- **Records supplied**
───

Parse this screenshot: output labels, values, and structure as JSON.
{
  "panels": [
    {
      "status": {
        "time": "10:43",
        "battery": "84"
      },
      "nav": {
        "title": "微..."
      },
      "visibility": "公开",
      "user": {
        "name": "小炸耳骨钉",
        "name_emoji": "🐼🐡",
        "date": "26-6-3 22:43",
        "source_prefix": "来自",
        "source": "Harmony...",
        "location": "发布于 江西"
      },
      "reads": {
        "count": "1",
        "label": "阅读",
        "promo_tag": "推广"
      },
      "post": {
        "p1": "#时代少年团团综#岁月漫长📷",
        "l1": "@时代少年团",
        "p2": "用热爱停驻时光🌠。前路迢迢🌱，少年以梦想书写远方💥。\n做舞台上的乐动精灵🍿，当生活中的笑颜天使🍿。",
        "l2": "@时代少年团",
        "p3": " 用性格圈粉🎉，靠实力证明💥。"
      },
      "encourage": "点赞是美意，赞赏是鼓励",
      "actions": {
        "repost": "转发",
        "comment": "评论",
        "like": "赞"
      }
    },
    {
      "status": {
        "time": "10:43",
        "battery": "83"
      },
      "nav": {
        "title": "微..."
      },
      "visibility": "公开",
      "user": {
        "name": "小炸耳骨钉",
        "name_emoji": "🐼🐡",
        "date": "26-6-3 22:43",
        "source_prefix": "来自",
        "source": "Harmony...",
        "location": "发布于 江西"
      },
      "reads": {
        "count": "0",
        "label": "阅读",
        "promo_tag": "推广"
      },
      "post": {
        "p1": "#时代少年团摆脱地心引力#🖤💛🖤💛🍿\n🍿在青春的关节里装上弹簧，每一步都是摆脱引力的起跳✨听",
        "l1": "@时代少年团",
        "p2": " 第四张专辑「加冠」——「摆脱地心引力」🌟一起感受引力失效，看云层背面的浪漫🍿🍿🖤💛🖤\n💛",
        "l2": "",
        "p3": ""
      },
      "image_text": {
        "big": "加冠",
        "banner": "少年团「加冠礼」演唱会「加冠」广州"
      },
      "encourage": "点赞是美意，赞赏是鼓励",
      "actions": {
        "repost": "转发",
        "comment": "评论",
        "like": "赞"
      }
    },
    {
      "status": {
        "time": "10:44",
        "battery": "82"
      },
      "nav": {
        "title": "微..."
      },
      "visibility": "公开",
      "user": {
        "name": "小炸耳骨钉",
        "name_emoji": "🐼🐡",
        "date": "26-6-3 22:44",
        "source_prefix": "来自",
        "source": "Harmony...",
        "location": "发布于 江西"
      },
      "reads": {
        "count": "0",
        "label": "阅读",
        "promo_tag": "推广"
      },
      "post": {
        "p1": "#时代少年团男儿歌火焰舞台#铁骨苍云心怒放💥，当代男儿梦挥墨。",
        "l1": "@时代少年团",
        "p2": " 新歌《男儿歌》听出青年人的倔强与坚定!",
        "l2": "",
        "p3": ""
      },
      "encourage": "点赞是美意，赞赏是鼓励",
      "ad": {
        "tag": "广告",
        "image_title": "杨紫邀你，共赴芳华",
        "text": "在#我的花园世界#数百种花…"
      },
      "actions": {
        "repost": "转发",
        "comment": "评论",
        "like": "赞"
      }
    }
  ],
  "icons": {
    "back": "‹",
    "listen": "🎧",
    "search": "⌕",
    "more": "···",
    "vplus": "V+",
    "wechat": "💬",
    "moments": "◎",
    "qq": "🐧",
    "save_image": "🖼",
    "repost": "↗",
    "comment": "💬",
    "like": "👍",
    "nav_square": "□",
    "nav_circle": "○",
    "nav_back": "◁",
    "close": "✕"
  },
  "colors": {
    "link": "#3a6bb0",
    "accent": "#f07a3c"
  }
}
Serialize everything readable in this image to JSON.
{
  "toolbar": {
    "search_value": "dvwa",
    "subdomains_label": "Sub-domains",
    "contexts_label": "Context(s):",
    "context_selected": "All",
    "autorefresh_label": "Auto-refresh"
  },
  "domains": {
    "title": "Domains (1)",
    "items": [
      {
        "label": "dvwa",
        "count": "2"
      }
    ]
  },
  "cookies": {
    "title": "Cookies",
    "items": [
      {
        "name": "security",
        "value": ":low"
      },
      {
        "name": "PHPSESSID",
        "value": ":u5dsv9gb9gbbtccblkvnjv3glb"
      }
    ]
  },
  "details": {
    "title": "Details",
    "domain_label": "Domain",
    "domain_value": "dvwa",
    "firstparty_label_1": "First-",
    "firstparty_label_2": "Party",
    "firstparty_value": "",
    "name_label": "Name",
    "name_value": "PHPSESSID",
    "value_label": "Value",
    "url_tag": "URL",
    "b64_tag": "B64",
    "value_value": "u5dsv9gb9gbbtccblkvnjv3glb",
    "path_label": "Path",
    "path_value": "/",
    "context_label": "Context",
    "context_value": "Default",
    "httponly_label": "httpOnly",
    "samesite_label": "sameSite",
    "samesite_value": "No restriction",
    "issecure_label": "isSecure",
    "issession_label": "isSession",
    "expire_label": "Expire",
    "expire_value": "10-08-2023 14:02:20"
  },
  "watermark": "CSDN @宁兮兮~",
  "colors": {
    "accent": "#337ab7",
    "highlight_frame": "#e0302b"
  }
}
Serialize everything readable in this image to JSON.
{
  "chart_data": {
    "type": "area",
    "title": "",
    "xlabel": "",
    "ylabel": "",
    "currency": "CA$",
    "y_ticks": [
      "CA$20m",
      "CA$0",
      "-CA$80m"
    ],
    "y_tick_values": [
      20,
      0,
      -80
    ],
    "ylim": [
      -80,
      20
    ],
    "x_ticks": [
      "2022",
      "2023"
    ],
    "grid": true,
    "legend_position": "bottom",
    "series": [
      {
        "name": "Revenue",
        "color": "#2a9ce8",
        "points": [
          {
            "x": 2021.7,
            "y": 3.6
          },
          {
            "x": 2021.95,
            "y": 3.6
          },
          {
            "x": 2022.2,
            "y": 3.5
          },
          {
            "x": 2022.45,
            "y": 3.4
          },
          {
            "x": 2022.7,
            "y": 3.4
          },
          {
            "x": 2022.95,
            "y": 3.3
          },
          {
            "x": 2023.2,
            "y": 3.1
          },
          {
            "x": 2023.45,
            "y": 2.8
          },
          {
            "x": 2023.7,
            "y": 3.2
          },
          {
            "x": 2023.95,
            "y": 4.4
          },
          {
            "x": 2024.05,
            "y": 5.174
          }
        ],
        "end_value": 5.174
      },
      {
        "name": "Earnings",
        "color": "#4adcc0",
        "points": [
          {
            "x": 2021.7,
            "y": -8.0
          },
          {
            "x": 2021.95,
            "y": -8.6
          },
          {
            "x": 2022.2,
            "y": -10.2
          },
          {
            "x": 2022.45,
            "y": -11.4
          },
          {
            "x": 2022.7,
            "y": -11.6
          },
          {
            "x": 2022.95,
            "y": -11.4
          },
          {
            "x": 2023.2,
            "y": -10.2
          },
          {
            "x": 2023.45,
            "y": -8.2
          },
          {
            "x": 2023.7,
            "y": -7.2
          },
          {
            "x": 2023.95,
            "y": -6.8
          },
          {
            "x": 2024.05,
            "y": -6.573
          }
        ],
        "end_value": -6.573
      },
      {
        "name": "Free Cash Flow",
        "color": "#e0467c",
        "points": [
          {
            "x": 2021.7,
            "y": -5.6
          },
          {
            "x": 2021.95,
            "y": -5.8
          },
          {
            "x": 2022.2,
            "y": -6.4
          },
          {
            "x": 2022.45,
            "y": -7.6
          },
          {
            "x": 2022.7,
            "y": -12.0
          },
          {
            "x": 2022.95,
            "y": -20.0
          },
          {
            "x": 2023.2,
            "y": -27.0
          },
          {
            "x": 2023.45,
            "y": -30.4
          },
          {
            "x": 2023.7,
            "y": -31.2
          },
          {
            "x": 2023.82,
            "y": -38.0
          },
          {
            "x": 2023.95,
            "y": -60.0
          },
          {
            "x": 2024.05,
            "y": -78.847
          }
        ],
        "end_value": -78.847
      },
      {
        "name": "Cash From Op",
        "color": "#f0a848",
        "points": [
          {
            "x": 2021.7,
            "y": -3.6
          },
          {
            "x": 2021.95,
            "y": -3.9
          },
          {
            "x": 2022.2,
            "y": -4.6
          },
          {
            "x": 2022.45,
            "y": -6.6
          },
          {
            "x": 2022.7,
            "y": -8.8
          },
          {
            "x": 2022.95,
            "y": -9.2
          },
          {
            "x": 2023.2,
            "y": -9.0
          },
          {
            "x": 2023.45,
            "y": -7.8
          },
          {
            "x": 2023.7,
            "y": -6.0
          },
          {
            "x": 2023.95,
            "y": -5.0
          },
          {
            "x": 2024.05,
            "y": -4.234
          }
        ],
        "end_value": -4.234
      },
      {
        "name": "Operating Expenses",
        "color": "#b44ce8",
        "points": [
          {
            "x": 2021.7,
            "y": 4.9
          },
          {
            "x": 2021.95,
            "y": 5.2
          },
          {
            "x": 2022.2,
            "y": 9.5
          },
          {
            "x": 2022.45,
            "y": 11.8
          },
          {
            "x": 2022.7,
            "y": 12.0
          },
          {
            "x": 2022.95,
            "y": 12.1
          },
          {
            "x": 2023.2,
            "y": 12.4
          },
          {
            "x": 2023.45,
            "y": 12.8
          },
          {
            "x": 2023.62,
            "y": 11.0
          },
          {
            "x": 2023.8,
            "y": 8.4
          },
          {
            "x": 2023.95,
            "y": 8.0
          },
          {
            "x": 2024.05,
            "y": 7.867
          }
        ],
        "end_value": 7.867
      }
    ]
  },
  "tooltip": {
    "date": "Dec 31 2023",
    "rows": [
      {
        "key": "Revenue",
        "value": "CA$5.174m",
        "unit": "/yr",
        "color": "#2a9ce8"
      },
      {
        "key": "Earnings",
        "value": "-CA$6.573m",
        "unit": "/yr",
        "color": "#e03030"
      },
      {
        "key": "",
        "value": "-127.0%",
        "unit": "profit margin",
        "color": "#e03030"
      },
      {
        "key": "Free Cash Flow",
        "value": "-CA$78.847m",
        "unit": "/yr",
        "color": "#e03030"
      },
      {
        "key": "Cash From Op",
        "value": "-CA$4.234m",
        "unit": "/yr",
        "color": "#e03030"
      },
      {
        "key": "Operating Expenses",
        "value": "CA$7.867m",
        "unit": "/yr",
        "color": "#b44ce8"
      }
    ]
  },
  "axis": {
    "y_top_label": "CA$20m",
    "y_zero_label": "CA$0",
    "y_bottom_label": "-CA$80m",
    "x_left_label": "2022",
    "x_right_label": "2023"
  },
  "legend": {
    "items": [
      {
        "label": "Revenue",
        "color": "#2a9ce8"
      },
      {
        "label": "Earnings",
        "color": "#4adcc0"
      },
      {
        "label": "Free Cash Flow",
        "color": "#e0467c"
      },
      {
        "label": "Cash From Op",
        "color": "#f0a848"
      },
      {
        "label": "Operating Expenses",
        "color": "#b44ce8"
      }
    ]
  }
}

───

- **Written instruction**
What count of lines in the listing contain the word "Flow"? Reply with the number only.

- **Answer to the task**
3